**Written exercise:** Examine the material below. Gather every line in which the string "Concelho" appears.

**Stored rows:**
========================

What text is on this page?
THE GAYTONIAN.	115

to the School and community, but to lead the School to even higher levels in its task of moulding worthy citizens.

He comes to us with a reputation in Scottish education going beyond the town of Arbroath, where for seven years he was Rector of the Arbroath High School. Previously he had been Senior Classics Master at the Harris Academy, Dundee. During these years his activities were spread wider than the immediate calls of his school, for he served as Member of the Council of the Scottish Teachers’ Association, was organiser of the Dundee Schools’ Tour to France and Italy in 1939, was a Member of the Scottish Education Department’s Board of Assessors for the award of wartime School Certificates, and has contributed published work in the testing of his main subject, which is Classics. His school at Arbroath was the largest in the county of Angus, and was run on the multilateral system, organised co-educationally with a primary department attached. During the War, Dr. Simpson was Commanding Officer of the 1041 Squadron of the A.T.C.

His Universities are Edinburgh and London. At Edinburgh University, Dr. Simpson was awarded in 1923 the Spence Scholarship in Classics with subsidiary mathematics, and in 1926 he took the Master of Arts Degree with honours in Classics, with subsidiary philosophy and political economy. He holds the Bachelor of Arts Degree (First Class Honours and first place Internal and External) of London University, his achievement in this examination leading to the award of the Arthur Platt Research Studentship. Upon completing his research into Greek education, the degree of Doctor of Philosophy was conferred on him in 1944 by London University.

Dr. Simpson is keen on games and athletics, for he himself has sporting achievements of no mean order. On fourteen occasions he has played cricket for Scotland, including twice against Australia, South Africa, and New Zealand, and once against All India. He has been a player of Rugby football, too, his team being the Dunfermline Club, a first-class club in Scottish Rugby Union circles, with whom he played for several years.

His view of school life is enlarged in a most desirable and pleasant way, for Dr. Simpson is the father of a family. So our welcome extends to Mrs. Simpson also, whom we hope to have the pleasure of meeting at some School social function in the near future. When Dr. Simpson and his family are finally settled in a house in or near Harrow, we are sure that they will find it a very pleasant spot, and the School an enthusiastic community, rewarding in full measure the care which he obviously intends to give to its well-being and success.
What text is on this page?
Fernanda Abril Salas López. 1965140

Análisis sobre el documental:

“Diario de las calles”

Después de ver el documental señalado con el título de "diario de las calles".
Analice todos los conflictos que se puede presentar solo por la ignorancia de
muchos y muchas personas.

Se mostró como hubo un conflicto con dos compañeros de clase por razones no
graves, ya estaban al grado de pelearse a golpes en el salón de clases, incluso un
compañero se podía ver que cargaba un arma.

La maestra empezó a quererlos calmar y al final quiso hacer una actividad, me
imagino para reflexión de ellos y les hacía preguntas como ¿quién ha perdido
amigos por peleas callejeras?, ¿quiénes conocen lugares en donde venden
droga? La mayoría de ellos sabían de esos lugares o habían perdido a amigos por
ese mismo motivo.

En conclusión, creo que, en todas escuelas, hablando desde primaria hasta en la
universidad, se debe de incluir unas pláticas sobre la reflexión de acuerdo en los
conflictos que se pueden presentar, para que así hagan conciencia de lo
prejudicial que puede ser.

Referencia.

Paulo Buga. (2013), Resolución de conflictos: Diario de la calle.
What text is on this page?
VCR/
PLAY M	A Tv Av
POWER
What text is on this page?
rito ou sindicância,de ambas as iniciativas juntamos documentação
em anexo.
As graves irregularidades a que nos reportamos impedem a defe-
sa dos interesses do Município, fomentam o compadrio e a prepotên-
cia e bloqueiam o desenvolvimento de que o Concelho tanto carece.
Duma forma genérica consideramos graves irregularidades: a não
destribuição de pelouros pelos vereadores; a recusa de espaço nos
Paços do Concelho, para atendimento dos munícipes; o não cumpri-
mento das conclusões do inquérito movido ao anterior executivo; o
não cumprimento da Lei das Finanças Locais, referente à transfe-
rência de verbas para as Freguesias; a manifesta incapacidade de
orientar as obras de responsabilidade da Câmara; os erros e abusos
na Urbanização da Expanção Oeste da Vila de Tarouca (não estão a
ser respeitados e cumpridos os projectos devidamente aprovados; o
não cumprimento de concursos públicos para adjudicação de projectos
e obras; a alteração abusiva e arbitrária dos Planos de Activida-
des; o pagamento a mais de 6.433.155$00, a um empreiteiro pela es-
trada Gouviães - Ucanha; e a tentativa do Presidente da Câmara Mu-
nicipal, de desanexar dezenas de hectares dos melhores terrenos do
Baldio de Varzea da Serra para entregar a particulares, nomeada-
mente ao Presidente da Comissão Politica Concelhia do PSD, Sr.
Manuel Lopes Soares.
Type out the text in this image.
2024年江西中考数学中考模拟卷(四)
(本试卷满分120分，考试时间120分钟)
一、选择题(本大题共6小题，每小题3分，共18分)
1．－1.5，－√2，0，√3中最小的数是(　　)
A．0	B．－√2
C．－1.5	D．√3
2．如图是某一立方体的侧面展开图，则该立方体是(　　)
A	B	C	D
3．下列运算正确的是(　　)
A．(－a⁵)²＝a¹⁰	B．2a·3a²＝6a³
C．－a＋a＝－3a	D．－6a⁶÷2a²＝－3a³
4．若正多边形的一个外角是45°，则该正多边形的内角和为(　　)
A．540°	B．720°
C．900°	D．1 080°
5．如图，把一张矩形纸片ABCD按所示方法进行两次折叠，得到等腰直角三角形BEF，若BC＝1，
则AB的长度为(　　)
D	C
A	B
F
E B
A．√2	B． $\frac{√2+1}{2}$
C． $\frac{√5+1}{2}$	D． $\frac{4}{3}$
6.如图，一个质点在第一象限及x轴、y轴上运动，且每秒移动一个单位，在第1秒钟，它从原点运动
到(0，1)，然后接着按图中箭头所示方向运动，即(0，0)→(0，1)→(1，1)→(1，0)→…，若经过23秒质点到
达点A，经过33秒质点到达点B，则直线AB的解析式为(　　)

========================

**Result of this exercise:**
cia e bloqueiam o desenvolvimento de que o Concelho tanto carece.
Paços do Concelho, para atendimento dos munícipes; o não cumpri-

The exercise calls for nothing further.